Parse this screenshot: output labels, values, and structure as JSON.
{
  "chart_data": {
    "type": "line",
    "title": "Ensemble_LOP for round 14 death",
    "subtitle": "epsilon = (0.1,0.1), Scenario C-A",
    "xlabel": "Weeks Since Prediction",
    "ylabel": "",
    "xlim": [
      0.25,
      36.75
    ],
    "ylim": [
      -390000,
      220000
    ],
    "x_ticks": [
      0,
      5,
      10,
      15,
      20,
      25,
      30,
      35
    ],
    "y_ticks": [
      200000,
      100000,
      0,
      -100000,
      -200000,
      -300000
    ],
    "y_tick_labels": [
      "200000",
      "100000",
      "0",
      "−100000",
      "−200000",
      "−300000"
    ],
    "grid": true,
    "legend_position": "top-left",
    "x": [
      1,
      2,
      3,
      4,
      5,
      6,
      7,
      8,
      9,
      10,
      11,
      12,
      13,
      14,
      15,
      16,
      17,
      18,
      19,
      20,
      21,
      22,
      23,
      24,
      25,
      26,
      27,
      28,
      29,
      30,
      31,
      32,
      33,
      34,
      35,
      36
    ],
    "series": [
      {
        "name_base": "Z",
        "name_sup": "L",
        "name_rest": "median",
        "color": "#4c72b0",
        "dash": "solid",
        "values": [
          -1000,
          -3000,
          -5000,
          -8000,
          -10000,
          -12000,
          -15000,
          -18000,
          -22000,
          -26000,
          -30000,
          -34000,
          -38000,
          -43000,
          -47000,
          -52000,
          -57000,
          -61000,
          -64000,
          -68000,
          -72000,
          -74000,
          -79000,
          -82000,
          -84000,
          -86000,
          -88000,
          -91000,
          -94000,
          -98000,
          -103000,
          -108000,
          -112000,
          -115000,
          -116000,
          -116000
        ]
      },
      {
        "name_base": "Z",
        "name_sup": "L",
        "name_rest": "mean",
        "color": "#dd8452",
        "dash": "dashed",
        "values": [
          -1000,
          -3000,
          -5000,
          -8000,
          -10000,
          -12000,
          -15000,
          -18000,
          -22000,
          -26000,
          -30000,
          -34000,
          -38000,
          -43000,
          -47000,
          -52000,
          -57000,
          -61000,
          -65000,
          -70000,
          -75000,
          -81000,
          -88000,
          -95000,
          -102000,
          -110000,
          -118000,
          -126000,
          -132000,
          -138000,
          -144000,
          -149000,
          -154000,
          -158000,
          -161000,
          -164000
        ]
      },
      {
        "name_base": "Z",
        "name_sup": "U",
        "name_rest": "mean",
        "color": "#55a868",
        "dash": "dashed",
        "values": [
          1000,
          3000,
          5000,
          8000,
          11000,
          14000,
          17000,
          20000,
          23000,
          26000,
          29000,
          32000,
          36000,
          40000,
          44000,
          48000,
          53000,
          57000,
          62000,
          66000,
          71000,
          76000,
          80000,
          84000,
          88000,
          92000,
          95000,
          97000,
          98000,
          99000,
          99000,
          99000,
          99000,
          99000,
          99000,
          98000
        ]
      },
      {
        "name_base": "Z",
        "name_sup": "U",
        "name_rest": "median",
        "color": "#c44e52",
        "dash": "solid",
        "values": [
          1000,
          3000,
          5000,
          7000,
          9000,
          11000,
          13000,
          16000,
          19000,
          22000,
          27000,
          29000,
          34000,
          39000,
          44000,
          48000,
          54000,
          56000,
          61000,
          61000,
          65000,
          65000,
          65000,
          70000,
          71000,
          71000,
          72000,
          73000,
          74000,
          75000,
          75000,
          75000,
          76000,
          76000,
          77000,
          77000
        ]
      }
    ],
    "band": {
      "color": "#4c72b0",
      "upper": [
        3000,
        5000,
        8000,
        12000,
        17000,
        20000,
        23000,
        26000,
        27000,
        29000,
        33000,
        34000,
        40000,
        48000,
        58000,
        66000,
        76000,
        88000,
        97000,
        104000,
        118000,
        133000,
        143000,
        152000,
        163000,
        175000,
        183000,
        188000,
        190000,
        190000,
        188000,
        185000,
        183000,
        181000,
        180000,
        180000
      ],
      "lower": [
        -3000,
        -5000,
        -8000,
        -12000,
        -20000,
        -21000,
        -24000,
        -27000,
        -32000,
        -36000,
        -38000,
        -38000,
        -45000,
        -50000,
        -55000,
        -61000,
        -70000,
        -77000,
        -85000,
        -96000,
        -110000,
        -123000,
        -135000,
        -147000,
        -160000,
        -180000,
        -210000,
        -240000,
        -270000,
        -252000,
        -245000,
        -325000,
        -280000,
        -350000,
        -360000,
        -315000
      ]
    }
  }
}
-------------------------
Given problem:
Can you restate every record above word for word?

Solution for this problem:
Parse this screenshot: output labels, values, and structure as JSON.
{
  "chart_data": {
    "type": "line",
    "title": "Ensemble_LOP for round 14 death",
    "subtitle": "epsilon = (0.1,0.1), Scenario C-A",
    "xlabel": "Weeks Since Prediction",
    "ylabel": "",
    "xlim": [
      0.25,
      36.75
    ],
    "ylim": [
      -390000,
      220000
    ],
    "x_ticks": [
      0,
      5,
      10,
      15,
      20,
      25,
      30,
      35
    ],
    "y_ticks": [
      200000,
      100000,
      0,
      -100000,
      -200000,
      -300000
    ],
    "y_tick_labels": [
      "200000",
      "100000",
      "0",
      "−100000",
      "−200000",
      "−300000"
    ],
    "grid": true,
    "legend_position": "top-left",
    "x": [
      1,
      2,
      3,
      4,
      5,
      6,
      7,
      8,
      9,
      10,
      11,
      12,
      13,
      14,
      15,
      16,
      17,
      18,
      19,
      20,
      21,
      22,
      23,
      24,
      25,
      26,
      27,
      28,
      29,
      30,
      31,
      32,
      33,
      34,
      35,
      36
    ],
    "series": [
      {
        "name_base": "Z",
        "name_sup": "L",
        "name_rest": "median",
        "color": "#4c72b0",
        "dash": "solid",
        "values": [
          -1000,
          -3000,
          -5000,
          -8000,
          -10000,
          -12000,
          -15000,
          -18000,
          -22000,
          -26000,
          -30000,
          -34000,
          -38000,
          -43000,
          -47000,
          -52000,
          -57000,
          -61000,
          -64000,
          -68000,
          -72000,
          -74000,
          -79000,
          -82000,
          -84000,
          -86000,
          -88000,
          -91000,
          -94000,
          -98000,
          -103000,
          -108000,
          -112000,
          -115000,
          -116000,
          -116000
        ]
      },
      {
        "name_base": "Z",
        "name_sup": "L",
        "name_rest": "mean",
        "color": "#dd8452",
        "dash": "dashed",
        "values": [
          -1000,
          -3000,
          -5000,
          -8000,
          -10000,
          -12000,
          -15000,
          -18000,
          -22000,
          -26000,
          -30000,
          -34000,
          -38000,
          -43000,
          -47000,
          -52000,
          -57000,
          -61000,
          -65000,
          -70000,
          -75000,
          -81000,
          -88000,
          -95000,
          -102000,
          -110000,
          -118000,
          -126000,
          -132000,
          -138000,
          -144000,
          -149000,
          -154000,
          -158000,
          -161000,
          -164000
        ]
      },
      {
        "name_base": "Z",
        "name_sup": "U",
        "name_rest": "mean",
        "color": "#55a868",
        "dash": "dashed",
        "values": [
          1000,
          3000,
          5000,
          8000,
          11000,
          14000,
          17000,
          20000,
          23000,
          26000,
          29000,
          32000,
          36000,
          40000,
          44000,
          48000,
          53000,
          57000,
          62000,
          66000,
          71000,
          76000,
          80000,
          84000,
          88000,
          92000,
          95000,
          97000,
          98000,
          99000,
          99000,
          99000,
          99000,
          99000,
          99000,
          98000
        ]
      },
      {
        "name_base": "Z",
        "name_sup": "U",
        "name_rest": "median",
        "color": "#c44e52",
        "dash": "solid",
        "values": [
          1000,
          3000,
          5000,
          7000,
          9000,
          11000,
          13000,
          16000,
          19000,
          22000,
          27000,
          29000,
          34000,
          39000,
          44000,
          48000,
          54000,
          56000,
          61000,
          61000,
          65000,
          65000,
          65000,
          70000,
          71000,
          71000,
          72000,
          73000,
          74000,
          75000,
          75000,
          75000,
          76000,
          76000,
          77000,
          77000
        ]
      }
    ],
    "band": {
      "color": "#4c72b0",
      "upper": [
        3000,
        5000,
        8000,
        12000,
        17000,
        20000,
        23000,
        26000,
        27000,
        29000,
        33000,
        34000,
        40000,
        48000,
        58000,
        66000,
        76000,
        88000,
        97000,
        104000,
        118000,
        133000,
        143000,
        152000,
        163000,
        175000,
        183000,
        188000,
        190000,
        190000,
        188000,
        185000,
        183000,
        181000,
        180000,
        180000
      ],
      "lower": [
        -3000,
        -5000,
        -8000,
        -12000,
        -20000,
        -21000,
        -24000,
        -27000,
        -32000,
        -36000,
        -38000,
        -38000,
        -45000,
        -50000,
        -55000,
        -61000,
        -70000,
        -77000,
        -85000,
        -96000,
        -110000,
        -123000,
        -135000,
        -147000,
        -160000,
        -180000,
        -210000,
        -240000,
        -270000,
        -252000,
        -245000,
        -325000,
        -280000,
        -350000,
        -360000,
        -315000
      ]
    }
  }
}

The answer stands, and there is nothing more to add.